--- Task inputs ---

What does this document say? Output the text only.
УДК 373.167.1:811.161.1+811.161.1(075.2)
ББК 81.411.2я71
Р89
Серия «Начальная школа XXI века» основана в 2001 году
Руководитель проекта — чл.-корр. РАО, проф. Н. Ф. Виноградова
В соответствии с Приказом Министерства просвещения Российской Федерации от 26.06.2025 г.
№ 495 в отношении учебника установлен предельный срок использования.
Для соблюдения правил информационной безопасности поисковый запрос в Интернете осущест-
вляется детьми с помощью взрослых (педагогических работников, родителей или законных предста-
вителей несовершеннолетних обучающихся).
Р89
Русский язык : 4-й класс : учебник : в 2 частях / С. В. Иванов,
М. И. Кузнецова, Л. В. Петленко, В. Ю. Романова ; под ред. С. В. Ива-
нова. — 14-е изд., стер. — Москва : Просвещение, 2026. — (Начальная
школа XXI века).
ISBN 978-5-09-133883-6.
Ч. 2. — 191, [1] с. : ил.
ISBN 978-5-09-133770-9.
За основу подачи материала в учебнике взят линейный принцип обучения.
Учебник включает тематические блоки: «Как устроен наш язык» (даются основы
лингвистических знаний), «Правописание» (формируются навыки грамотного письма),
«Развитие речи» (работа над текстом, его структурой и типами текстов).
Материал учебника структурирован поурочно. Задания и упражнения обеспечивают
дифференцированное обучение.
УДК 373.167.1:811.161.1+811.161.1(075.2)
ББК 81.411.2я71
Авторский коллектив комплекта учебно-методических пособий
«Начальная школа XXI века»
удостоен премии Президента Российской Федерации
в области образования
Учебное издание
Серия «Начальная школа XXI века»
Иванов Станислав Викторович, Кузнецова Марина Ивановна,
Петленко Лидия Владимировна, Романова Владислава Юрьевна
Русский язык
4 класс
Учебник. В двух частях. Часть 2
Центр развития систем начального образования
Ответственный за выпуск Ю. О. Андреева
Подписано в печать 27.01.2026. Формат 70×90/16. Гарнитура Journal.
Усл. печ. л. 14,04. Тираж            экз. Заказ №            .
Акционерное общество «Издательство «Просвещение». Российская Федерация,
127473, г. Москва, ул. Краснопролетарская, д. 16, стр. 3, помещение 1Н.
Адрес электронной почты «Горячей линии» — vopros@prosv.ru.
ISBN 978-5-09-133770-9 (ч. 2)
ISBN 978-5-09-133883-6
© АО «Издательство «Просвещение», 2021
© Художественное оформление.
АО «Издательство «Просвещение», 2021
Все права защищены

---

◆ **Task instructions**
Return what is listed above, exactly and completely.

◆ **Output below**
What does this document say? Output the text only.
УДК 373.167.1:811.161.1+811.161.1(075.2)
ББК 81.411.2я71
Р89
Серия «Начальная школа XXI века» основана в 2001 году
Руководитель проекта — чл.-корр. РАО, проф. Н. Ф. Виноградова
В соответствии с Приказом Министерства просвещения Российской Федерации от 26.06.2025 г.
№ 495 в отношении учебника установлен предельный срок использования.
Для соблюдения правил информационной безопасности поисковый запрос в Интернете осущест-
вляется детьми с помощью взрослых (педагогических работников, родителей или законных предста-
вителей несовершеннолетних обучающихся).
Р89
Русский язык : 4-й класс : учебник : в 2 частях / С. В. Иванов,
М. И. Кузнецова, Л. В. Петленко, В. Ю. Романова ; под ред. С. В. Ива-
нова. — 14-е изд., стер. — Москва : Просвещение, 2026. — (Начальная
школа XXI века).
ISBN 978-5-09-133883-6.
Ч. 2. — 191, [1] с. : ил.
ISBN 978-5-09-133770-9.
За основу подачи материала в учебнике взят линейный принцип обучения.
Учебник включает тематические блоки: «Как устроен наш язык» (даются основы
лингвистических знаний), «Правописание» (формируются навыки грамотного письма),
«Развитие речи» (работа над текстом, его структурой и типами текстов).
Материал учебника структурирован поурочно. Задания и упражнения обеспечивают
дифференцированное обучение.
УДК 373.167.1:811.161.1+811.161.1(075.2)
ББК 81.411.2я71
Авторский коллектив комплекта учебно-методических пособий
«Начальная школа XXI века»
удостоен премии Президента Российской Федерации
в области образования
Учебное издание
Серия «Начальная школа XXI века»
Иванов Станислав Викторович, Кузнецова Марина Ивановна,
Петленко Лидия Владимировна, Романова Владислава Юрьевна
Русский язык
4 класс
Учебник. В двух частях. Часть 2
Центр развития систем начального образования
Ответственный за выпуск Ю. О. Андреева
Подписано в печать 27.01.2026. Формат 70×90/16. Гарнитура Journal.
Усл. печ. л. 14,04. Тираж            экз. Заказ №            .
Акционерное общество «Издательство «Просвещение». Российская Федерация,
127473, г. Москва, ул. Краснопролетарская, д. 16, стр. 3, помещение 1Н.
Адрес электронной почты «Горячей линии» — vopros@prosv.ru.
ISBN 978-5-09-133770-9 (ч. 2)
ISBN 978-5-09-133883-6
© АО «Издательство «Просвещение», 2021
© Художественное оформление.
АО «Издательство «Просвещение», 2021
Все права защищены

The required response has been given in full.